Below is the data. Give it again, complete and exact.
______________________________
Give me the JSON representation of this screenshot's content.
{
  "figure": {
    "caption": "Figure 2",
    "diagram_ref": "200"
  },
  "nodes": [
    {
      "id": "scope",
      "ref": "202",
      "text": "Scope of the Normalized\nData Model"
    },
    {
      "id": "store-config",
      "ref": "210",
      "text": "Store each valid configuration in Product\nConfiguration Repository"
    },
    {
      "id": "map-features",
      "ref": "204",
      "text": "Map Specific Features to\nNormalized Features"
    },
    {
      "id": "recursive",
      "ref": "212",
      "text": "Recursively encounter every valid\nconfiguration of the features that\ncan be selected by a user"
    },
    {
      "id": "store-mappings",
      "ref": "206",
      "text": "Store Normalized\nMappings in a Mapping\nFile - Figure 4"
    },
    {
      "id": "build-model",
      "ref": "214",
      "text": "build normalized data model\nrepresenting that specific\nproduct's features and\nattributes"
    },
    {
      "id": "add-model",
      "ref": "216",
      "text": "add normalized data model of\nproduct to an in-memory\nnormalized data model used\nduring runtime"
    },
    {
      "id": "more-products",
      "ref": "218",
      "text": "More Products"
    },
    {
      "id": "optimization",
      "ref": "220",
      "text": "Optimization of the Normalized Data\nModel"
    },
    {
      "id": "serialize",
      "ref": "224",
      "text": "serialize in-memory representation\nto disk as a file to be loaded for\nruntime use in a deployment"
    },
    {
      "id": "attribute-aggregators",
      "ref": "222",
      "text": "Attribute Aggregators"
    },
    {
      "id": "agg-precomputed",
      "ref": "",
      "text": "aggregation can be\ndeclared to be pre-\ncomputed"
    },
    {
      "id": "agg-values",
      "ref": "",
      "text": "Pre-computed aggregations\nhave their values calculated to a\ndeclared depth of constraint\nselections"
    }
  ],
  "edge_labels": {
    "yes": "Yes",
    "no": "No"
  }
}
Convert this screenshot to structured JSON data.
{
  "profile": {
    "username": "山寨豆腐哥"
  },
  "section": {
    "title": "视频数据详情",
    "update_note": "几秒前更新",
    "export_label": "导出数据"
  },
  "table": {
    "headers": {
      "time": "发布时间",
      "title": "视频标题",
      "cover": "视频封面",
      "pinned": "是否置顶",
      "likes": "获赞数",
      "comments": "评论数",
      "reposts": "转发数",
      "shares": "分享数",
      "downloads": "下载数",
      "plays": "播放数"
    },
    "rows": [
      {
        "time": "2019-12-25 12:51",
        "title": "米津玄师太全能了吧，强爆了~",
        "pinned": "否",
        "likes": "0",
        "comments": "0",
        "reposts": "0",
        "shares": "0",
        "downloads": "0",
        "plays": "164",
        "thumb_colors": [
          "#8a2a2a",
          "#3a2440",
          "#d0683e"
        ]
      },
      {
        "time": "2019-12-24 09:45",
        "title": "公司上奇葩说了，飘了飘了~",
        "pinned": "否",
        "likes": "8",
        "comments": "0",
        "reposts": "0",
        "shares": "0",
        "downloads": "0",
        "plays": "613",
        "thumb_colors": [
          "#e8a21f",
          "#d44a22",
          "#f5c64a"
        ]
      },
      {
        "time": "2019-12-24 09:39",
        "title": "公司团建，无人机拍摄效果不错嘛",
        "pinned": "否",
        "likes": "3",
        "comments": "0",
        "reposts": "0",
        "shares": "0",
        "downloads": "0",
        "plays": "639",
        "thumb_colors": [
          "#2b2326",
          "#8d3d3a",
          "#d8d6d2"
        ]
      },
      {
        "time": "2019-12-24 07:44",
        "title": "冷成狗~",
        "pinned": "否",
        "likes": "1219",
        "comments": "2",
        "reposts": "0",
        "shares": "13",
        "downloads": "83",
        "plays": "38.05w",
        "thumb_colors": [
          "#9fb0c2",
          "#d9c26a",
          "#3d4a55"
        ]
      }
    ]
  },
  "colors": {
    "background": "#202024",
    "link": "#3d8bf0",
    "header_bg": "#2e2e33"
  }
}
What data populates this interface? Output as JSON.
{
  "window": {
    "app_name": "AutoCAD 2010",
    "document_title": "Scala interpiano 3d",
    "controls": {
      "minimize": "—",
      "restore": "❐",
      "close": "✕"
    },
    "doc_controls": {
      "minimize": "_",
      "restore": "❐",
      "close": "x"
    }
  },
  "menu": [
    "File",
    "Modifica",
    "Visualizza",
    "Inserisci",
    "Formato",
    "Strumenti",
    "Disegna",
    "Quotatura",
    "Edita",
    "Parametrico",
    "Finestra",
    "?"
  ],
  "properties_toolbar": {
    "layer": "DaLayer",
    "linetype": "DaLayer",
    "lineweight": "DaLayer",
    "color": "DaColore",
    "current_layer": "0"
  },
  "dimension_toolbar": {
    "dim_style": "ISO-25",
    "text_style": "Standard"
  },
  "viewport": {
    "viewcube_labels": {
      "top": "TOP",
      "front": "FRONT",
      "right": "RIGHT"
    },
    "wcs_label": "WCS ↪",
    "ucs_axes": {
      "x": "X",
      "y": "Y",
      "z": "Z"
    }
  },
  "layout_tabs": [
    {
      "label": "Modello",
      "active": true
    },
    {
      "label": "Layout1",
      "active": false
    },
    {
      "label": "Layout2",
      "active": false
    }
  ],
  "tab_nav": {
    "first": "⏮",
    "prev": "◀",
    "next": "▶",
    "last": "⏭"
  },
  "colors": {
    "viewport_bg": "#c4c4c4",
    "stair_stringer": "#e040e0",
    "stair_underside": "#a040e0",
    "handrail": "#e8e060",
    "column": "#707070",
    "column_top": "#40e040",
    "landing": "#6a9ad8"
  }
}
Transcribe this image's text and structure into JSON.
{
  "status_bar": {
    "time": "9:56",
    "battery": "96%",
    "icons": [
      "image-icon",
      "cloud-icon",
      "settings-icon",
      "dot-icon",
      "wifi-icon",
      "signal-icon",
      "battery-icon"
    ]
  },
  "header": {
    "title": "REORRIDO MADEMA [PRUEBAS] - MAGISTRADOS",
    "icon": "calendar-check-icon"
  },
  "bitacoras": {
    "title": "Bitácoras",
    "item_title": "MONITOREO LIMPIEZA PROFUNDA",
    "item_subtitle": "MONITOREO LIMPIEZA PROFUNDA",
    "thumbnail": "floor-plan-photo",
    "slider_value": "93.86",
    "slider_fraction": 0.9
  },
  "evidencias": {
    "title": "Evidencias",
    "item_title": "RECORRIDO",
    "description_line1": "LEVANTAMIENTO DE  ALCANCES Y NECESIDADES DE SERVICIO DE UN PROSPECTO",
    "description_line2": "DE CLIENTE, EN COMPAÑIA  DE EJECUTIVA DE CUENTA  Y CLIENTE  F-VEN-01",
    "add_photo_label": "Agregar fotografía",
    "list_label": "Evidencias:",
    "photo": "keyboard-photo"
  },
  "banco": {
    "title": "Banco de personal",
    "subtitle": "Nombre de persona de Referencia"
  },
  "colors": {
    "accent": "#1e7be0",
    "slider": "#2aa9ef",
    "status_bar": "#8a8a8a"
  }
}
______________________________
FINAL RESULT:
Give me the JSON representation of this screenshot's content.
{
  "figure": {
    "caption": "Figure 2",
    "diagram_ref": "200"
  },
  "nodes": [
    {
      "id": "scope",
      "ref": "202",
      "text": "Scope of the Normalized\nData Model"
    },
    {
      "id": "store-config",
      "ref": "210",
      "text": "Store each valid configuration in Product\nConfiguration Repository"
    },
    {
      "id": "map-features",
      "ref": "204",
      "text": "Map Specific Features to\nNormalized Features"
    },
    {
      "id": "recursive",
      "ref": "212",
      "text": "Recursively encounter every valid\nconfiguration of the features that\ncan be selected by a user"
    },
    {
      "id": "store-mappings",
      "ref": "206",
      "text": "Store Normalized\nMappings in a Mapping\nFile - Figure 4"
    },
    {
      "id": "build-model",
      "ref": "214",
      "text": "build normalized data model\nrepresenting that specific\nproduct's features and\nattributes"
    },
    {
      "id": "add-model",
      "ref": "216",
      "text": "add normalized data model of\nproduct to an in-memory\nnormalized data model used\nduring runtime"
    },
    {
      "id": "more-products",
      "ref": "218",
      "text": "More Products"
    },
    {
      "id": "optimization",
      "ref": "220",
      "text": "Optimization of the Normalized Data\nModel"
    },
    {
      "id": "serialize",
      "ref": "224",
      "text": "serialize in-memory representation\nto disk as a file to be loaded for\nruntime use in a deployment"
    },
    {
      "id": "attribute-aggregators",
      "ref": "222",
      "text": "Attribute Aggregators"
    },
    {
      "id": "agg-precomputed",
      "ref": "",
      "text": "aggregation can be\ndeclared to be pre-\ncomputed"
    },
    {
      "id": "agg-values",
      "ref": "",
      "text": "Pre-computed aggregations\nhave their values calculated to a\ndeclared depth of constraint\nselections"
    }
  ],
  "edge_labels": {
    "yes": "Yes",
    "no": "No"
  }
}
Convert this screenshot to structured JSON data.
{
  "profile": {
    "username": "山寨豆腐哥"
  },
  "section": {
    "title": "视频数据详情",
    "update_note": "几秒前更新",
    "export_label": "导出数据"
  },
  "table": {
    "headers": {
      "time": "发布时间",
      "title": "视频标题",
      "cover": "视频封面",
      "pinned": "是否置顶",
      "likes": "获赞数",
      "comments": "评论数",
      "reposts": "转发数",
      "shares": "分享数",
      "downloads": "下载数",
      "plays": "播放数"
    },
    "rows": [
      {
        "time": "2019-12-25 12:51",
        "title": "米津玄师太全能了吧，强爆了~",
        "pinned": "否",
        "likes": "0",
        "comments": "0",
        "reposts": "0",
        "shares": "0",
        "downloads": "0",
        "plays": "164",
        "thumb_colors": [
          "#8a2a2a",
          "#3a2440",
          "#d0683e"
        ]
      },
      {
        "time": "2019-12-24 09:45",
        "title": "公司上奇葩说了，飘了飘了~",
        "pinned": "否",
        "likes": "8",
        "comments": "0",
        "reposts": "0",
        "shares": "0",
        "downloads": "0",
        "plays": "613",
        "thumb_colors": [
          "#e8a21f",
          "#d44a22",
          "#f5c64a"
        ]
      },
      {
        "time": "2019-12-24 09:39",
        "title": "公司团建，无人机拍摄效果不错嘛",
        "pinned": "否",
        "likes": "3",
        "comments": "0",
        "reposts": "0",
        "shares": "0",
        "downloads": "0",
        "plays": "639",
        "thumb_colors": [
          "#2b2326",
          "#8d3d3a",
          "#d8d6d2"
        ]
      },
      {
        "time": "2019-12-24 07:44",
        "title": "冷成狗~",
        "pinned": "否",
        "likes": "1219",
        "comments": "2",
        "reposts": "0",
        "shares": "13",
        "downloads": "83",
        "plays": "38.05w",
        "thumb_colors": [
          "#9fb0c2",
          "#d9c26a",
          "#3d4a55"
        ]
      }
    ]
  },
  "colors": {
    "background": "#202024",
    "link": "#3d8bf0",
    "header_bg": "#2e2e33"
  }
}
What data populates this interface? Output as JSON.
{
  "window": {
    "app_name": "AutoCAD 2010",
    "document_title": "Scala interpiano 3d",
    "controls": {
      "minimize": "—",
      "restore": "❐",
      "close": "✕"
    },
    "doc_controls": {
      "minimize": "_",
      "restore": "❐",
      "close": "x"
    }
  },
  "menu": [
    "File",
    "Modifica",
    "Visualizza",
    "Inserisci",
    "Formato",
    "Strumenti",
    "Disegna",
    "Quotatura",
    "Edita",
    "Parametrico",
    "Finestra",
    "?"
  ],
  "properties_toolbar": {
    "layer": "DaLayer",
    "linetype": "DaLayer",
    "lineweight": "DaLayer",
    "color": "DaColore",
    "current_layer": "0"
  },
  "dimension_toolbar": {
    "dim_style": "ISO-25",
    "text_style": "Standard"
  },
  "viewport": {
    "viewcube_labels": {
      "top": "TOP",
      "front": "FRONT",
      "right": "RIGHT"
    },
    "wcs_label": "WCS ↪",
    "ucs_axes": {
      "x": "X",
      "y": "Y",
      "z": "Z"
    }
  },
  "layout_tabs": [
    {
      "label": "Modello",
      "active": true
    },
    {
      "label": "Layout1",
      "active": false
    },
    {
      "label": "Layout2",
      "active": false
    }
  ],
  "tab_nav": {
    "first": "⏮",
    "prev": "◀",
    "next": "▶",
    "last": "⏭"
  },
  "colors": {
    "viewport_bg": "#c4c4c4",
    "stair_stringer": "#e040e0",
    "stair_underside": "#a040e0",
    "handrail": "#e8e060",
    "column": "#707070",
    "column_top": "#40e040",
    "landing": "#6a9ad8"
  }
}
Transcribe this image's text and structure into JSON.
{
  "status_bar": {
    "time": "9:56",
    "battery": "96%",
    "icons": [
      "image-icon",
      "cloud-icon",
      "settings-icon",
      "dot-icon",
      "wifi-icon",
      "signal-icon",
      "battery-icon"
    ]
  },
  "header": {
    "title": "REORRIDO MADEMA [PRUEBAS] - MAGISTRADOS",
    "icon": "calendar-check-icon"
  },
  "bitacoras": {
    "title": "Bitácoras",
    "item_title": "MONITOREO LIMPIEZA PROFUNDA",
    "item_subtitle": "MONITOREO LIMPIEZA PROFUNDA",
    "thumbnail": "floor-plan-photo",
    "slider_value": "93.86",
    "slider_fraction": 0.9
  },
  "evidencias": {
    "title": "Evidencias",
    "item_title": "RECORRIDO",
    "description_line1": "LEVANTAMIENTO DE  ALCANCES Y NECESIDADES DE SERVICIO DE UN PROSPECTO",
    "description_line2": "DE CLIENTE, EN COMPAÑIA  DE EJECUTIVA DE CUENTA  Y CLIENTE  F-VEN-01",
    "add_photo_label": "Agregar fotografía",
    "list_label": "Evidencias:",
    "photo": "keyboard-photo"
  },
  "banco": {
    "title": "Banco de personal",
    "subtitle": "Nombre de persona de Referencia"
  },
  "colors": {
    "accent": "#1e7be0",
    "slider": "#2aa9ef",
    "status_bar": "#8a8a8a"
  }
}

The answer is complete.